==== Dataset rows ====

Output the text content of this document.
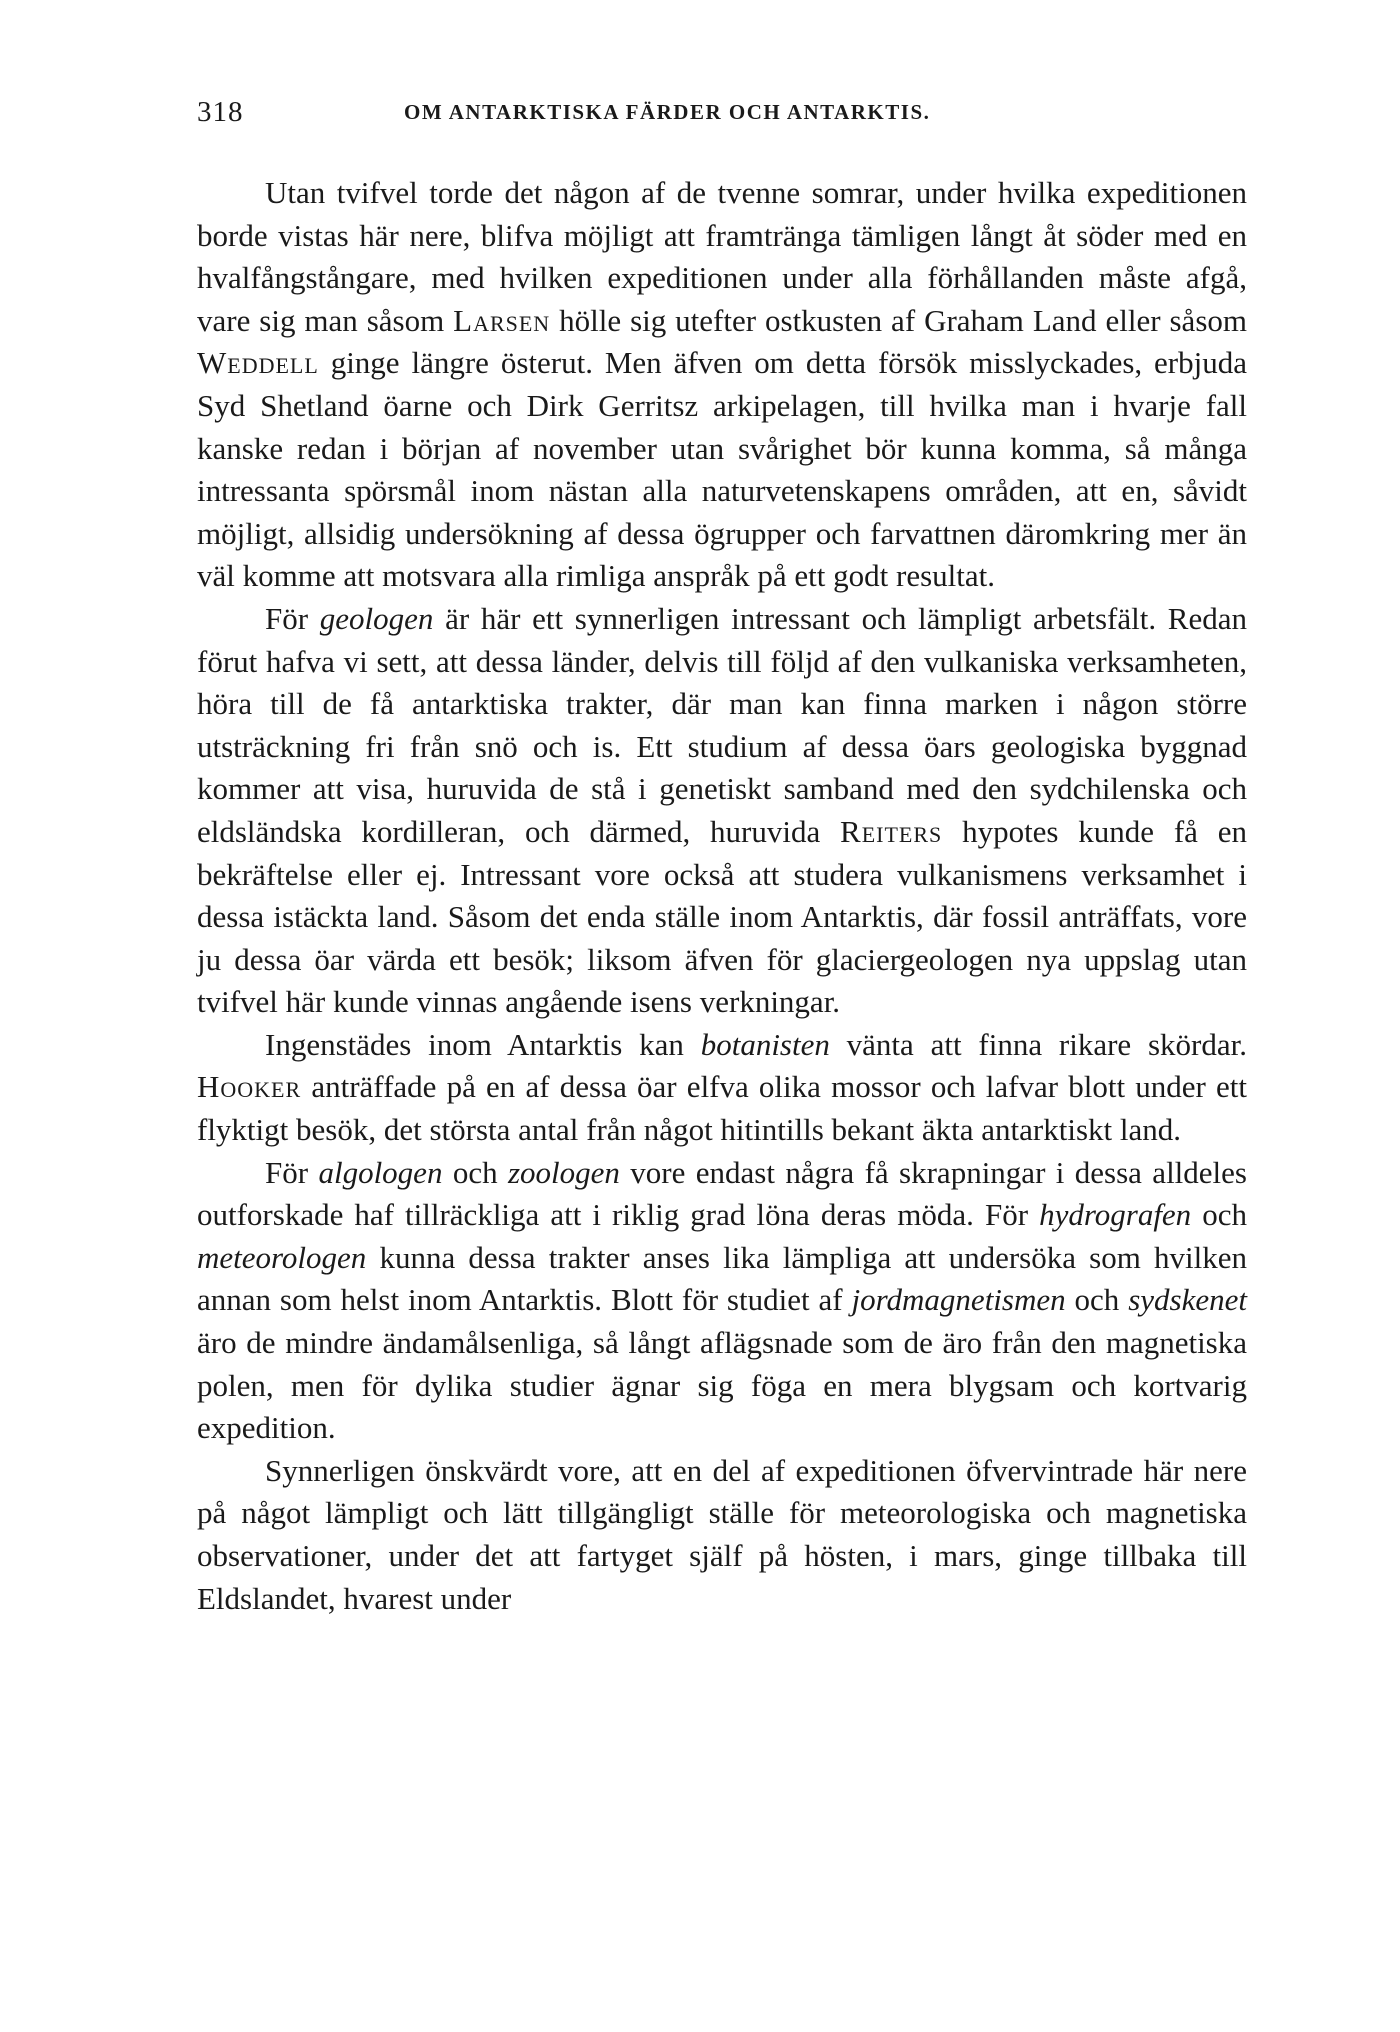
318	OM ANTARKTISKA FÄRDER OCH ANTARKTIS.

Utan tvifvel torde det någon af de tvenne somrar, under hvilka expeditionen borde vistas här nere, blifva möjligt att framtränga tämligen långt åt söder med en hvalfångstångare, med hvilken expeditionen under alla förhållanden måste afgå, vare sig man såsom Larsen hölle sig utefter ostkusten af Graham Land eller såsom Weddell ginge längre österut. Men äfven om detta försök misslyckades, erbjuda Syd Shetland öarne och Dirk Gerritsz arkipelagen, till hvilka man i hvarje fall kanske redan i början af november utan svårighet bör kunna komma, så många intressanta spörsmål inom nästan alla naturvetenskapens områden, att en, såvidt möjligt, allsidig undersökning af dessa ögrupper och farvattnen däromkring mer än väl komme att motsvara alla rimliga anspråk på ett godt resultat.

För geologen är här ett synnerligen intressant och lämpligt arbetsfält. Redan förut hafva vi sett, att dessa länder, delvis till följd af den vulkaniska verksamheten, höra till de få antarktiska trakter, där man kan finna marken i någon större utsträckning fri från snö och is. Ett studium af dessa öars geologiska byggnad kommer att visa, huruvida de stå i genetiskt samband med den sydchilenska och eldsländska kordilleran, och därmed, huruvida Reiters hypotes kunde få en bekräftelse eller ej. Intressant vore också att studera vulkanismens verksamhet i dessa istäckta land. Såsom det enda ställe inom Antarktis, där fossil anträffats, vore ju dessa öar värda ett besök; liksom äfven för glaciergeologen nya uppslag utan tvifvel här kunde vinnas angående isens verkningar.

Ingenstädes inom Antarktis kan botanisten vänta att finna rikare skördar. Hooker anträffade på en af dessa öar elfva olika mossor och lafvar blott under ett flyktigt besök, det största antal från något hitintills bekant äkta antarktiskt land.

För algologen och zoologen vore endast några få skrapningar i dessa alldeles outforskade haf tillräckliga att i riklig grad löna deras möda. För hydrografen och meteorologen kunna dessa trakter anses lika lämpliga att undersöka som hvilken annan som helst inom Antarktis. Blott för studiet af jordmagnetismen och sydskenet äro de mindre ändamålsenliga, så långt aflägsnade som de äro från den magnetiska polen, men för dylika studier ägnar sig föga en mera blygsam och kortvarig expedition.

Synnerligen önskvärdt vore, att en del af expeditionen öfvervintrade här nere på något lämpligt och lätt tillgängligt ställe för meteorologiska och magnetiska observationer, under det att fartyget själf på hösten, i mars, ginge tillbaka till Eldslandet, hvarest under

====

Work to do
Select and copy every line from the records that includes the word "magnetiska".

Finished answer
För algologen och zoologen vore endast några få skrapningar i dessa alldeles outforskade haf tillräckliga att i riklig grad löna deras möda. För hydrografen och meteorologen kunna dessa trakter anses lika lämpliga att undersöka som hvilken annan som helst inom Antarktis. Blott för studiet af jordmagnetismen och sydskenet äro de mindre ändamålsenliga, så långt aflägsnade som de äro från den magnetiska polen, men för dylika studier ägnar sig föga en mera blygsam och kortvarig expedition.
Synnerligen önskvärdt vore, att en del af expeditionen öfvervintrade här nere på något lämpligt och lätt tillgängligt ställe för meteorologiska och magnetiska observationer, under det att fartyget själf på hösten, i mars, ginge tillbaka till Eldslandet, hvarest under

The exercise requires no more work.